'''

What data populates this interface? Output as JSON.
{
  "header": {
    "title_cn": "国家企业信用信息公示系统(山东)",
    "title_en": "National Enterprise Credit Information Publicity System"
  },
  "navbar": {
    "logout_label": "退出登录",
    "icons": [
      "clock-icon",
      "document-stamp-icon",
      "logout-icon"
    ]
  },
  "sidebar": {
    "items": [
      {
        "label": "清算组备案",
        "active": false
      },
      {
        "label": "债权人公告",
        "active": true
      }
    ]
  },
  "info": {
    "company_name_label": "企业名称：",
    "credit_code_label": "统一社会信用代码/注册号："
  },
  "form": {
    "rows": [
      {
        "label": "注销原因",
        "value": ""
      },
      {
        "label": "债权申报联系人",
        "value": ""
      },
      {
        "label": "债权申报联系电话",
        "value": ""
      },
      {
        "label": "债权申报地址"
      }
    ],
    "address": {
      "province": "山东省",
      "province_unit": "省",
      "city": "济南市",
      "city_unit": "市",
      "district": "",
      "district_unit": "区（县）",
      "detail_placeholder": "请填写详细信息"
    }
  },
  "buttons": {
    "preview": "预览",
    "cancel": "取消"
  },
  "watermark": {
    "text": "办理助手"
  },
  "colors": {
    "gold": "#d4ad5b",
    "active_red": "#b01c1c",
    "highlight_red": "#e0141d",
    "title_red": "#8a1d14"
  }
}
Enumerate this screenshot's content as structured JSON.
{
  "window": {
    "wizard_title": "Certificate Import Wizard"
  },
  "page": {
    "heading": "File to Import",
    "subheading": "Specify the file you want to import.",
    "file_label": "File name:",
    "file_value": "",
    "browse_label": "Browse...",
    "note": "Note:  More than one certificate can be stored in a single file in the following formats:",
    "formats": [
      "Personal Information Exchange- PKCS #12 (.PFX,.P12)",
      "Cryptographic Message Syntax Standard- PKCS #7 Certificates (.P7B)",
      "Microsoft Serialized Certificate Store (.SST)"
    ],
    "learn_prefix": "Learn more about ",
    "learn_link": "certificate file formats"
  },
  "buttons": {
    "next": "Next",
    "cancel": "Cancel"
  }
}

'''

Print all of the entries exactly as they appear.

● Result of the exercise:
What data populates this interface? Output as JSON.
{
  "header": {
    "title_cn": "国家企业信用信息公示系统(山东)",
    "title_en": "National Enterprise Credit Information Publicity System"
  },
  "navbar": {
    "logout_label": "退出登录",
    "icons": [
      "clock-icon",
      "document-stamp-icon",
      "logout-icon"
    ]
  },
  "sidebar": {
    "items": [
      {
        "label": "清算组备案",
        "active": false
      },
      {
        "label": "债权人公告",
        "active": true
      }
    ]
  },
  "info": {
    "company_name_label": "企业名称：",
    "credit_code_label": "统一社会信用代码/注册号："
  },
  "form": {
    "rows": [
      {
        "label": "注销原因",
        "value": ""
      },
      {
        "label": "债权申报联系人",
        "value": ""
      },
      {
        "label": "债权申报联系电话",
        "value": ""
      },
      {
        "label": "债权申报地址"
      }
    ],
    "address": {
      "province": "山东省",
      "province_unit": "省",
      "city": "济南市",
      "city_unit": "市",
      "district": "",
      "district_unit": "区（县）",
      "detail_placeholder": "请填写详细信息"
    }
  },
  "buttons": {
    "preview": "预览",
    "cancel": "取消"
  },
  "watermark": {
    "text": "办理助手"
  },
  "colors": {
    "gold": "#d4ad5b",
    "active_red": "#b01c1c",
    "highlight_red": "#e0141d",
    "title_red": "#8a1d14"
  }
}
Enumerate this screenshot's content as structured JSON.
{
  "window": {
    "wizard_title": "Certificate Import Wizard"
  },
  "page": {
    "heading": "File to Import",
    "subheading": "Specify the file you want to import.",
    "file_label": "File name:",
    "file_value": "",
    "browse_label": "Browse...",
    "note": "Note:  More than one certificate can be stored in a single file in the following formats:",
    "formats": [
      "Personal Information Exchange- PKCS #12 (.PFX,.P12)",
      "Cryptographic Message Syntax Standard- PKCS #7 Certificates (.P7B)",
      "Microsoft Serialized Certificate Store (.SST)"
    ],
    "learn_prefix": "Learn more about ",
    "learn_link": "certificate file formats"
  },
  "buttons": {
    "next": "Next",
    "cancel": "Cancel"
  }
}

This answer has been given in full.